Your goal – Where a line contains the string "Test", copy that line.

Extracted information –
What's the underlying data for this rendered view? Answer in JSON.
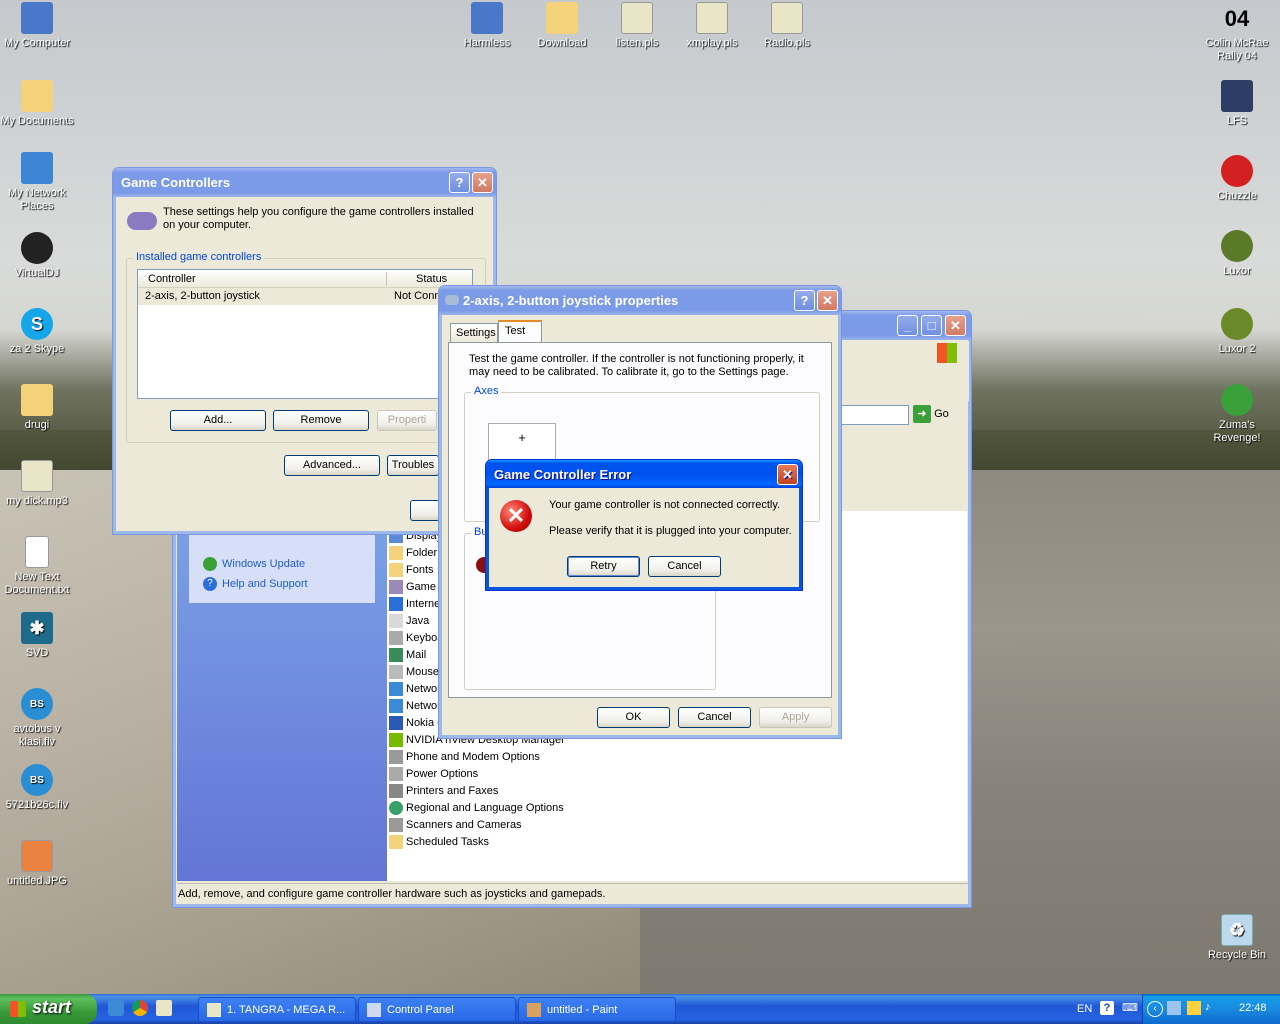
{
  "desktop": {
    "icons_left": [
      {
        "label": "My Computer",
        "icon": "computer-icon"
      },
      {
        "label": "My Documents",
        "icon": "folder-icon"
      },
      {
        "label": "My Network Places",
        "icon": "network-icon"
      },
      {
        "label": "VirtualDJ",
        "icon": "virtualdj-icon"
      },
      {
        "label": "za 2 Skype",
        "icon": "skype-icon"
      },
      {
        "label": "drugi",
        "icon": "folder-icon"
      },
      {
        "label": "my dick.mp3",
        "icon": "audio-file-icon"
      },
      {
        "label": "New Text Document.txt",
        "icon": "text-file-icon"
      },
      {
        "label": "SVD",
        "icon": "spider-icon"
      },
      {
        "label": "avtobus v klasi.flv",
        "icon": "flv-icon"
      },
      {
        "label": "5721b26c.flv",
        "icon": "flv-icon"
      },
      {
        "label": "untitled.JPG",
        "icon": "image-icon"
      }
    ],
    "icons_top": [
      {
        "label": "Harmless",
        "icon": "computer-icon"
      },
      {
        "label": "Download",
        "icon": "folder-icon"
      },
      {
        "label": "listen.pls",
        "icon": "playlist-icon"
      },
      {
        "label": "xmplay.pls",
        "icon": "playlist-icon"
      },
      {
        "label": "Radio.pls",
        "icon": "playlist-icon"
      }
    ],
    "icons_right": [
      {
        "label": "Colin McRae Rally 04",
        "icon": "game-icon",
        "glyph": "04"
      },
      {
        "label": "LFS",
        "icon": "game-icon"
      },
      {
        "label": "Chuzzle",
        "icon": "game-icon"
      },
      {
        "label": "Luxor",
        "icon": "game-icon"
      },
      {
        "label": "Luxor 2",
        "icon": "game-icon"
      },
      {
        "label": "Zuma's Revenge!",
        "icon": "game-icon"
      },
      {
        "label": "Recycle Bin",
        "icon": "recycle-bin-icon"
      }
    ]
  },
  "game_controllers": {
    "title": "Game Controllers",
    "intro": "These settings help you configure the game controllers installed on your computer.",
    "group_label": "Installed game controllers",
    "columns": [
      "Controller",
      "Status"
    ],
    "rows": [
      {
        "controller": "2-axis, 2-button joystick",
        "status": "Not Conn"
      }
    ],
    "buttons": {
      "add": "Add...",
      "remove": "Remove",
      "properties": "Properti",
      "advanced": "Advanced...",
      "troubleshoot": "Troubles"
    }
  },
  "control_panel": {
    "see_also": "See Also",
    "links": [
      "Windows Update",
      "Help and Support"
    ],
    "items": [
      "Display",
      "Folder O",
      "Fonts",
      "Game C",
      "Interne",
      "Java",
      "Keyboa",
      "Mail",
      "Mouse",
      "Networ",
      "Networ",
      "Nokia C",
      "NVIDIA nView Desktop Manager",
      "Phone and Modem Options",
      "Power Options",
      "Printers and Faxes",
      "Regional and Language Options",
      "Scanners and Cameras",
      "Scheduled Tasks"
    ],
    "go_label": "Go",
    "status_text": "Add, remove, and configure game controller hardware such as joysticks and gamepads."
  },
  "joystick_props": {
    "title": "2-axis, 2-button joystick properties",
    "tabs": [
      "Settings",
      "Test"
    ],
    "description": "Test the game controller.  If the controller is not functioning properly, it may need to be calibrated.  To calibrate it, go to the Settings page.",
    "axes_label": "Axes",
    "crosshair": "+",
    "buttons_label": "Bu",
    "ok": "OK",
    "cancel": "Cancel",
    "apply": "Apply"
  },
  "error_dialog": {
    "title": "Game Controller Error",
    "line1": "Your game controller is not connected correctly.",
    "line2": "Please verify that it is plugged into your computer.",
    "retry": "Retry",
    "cancel": "Cancel"
  },
  "taskbar": {
    "start": "start",
    "tasks": [
      "1. TANGRA - MEGA R...",
      "Control Panel",
      "untitled - Paint"
    ],
    "language": "EN",
    "clock": "22:48"
  }
}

Task result –
      "Test"
    "description": "Test the game controller.  If the controller is not functioning properly, it may need to be calibrated.  To calibrate it, go to the Settings page.",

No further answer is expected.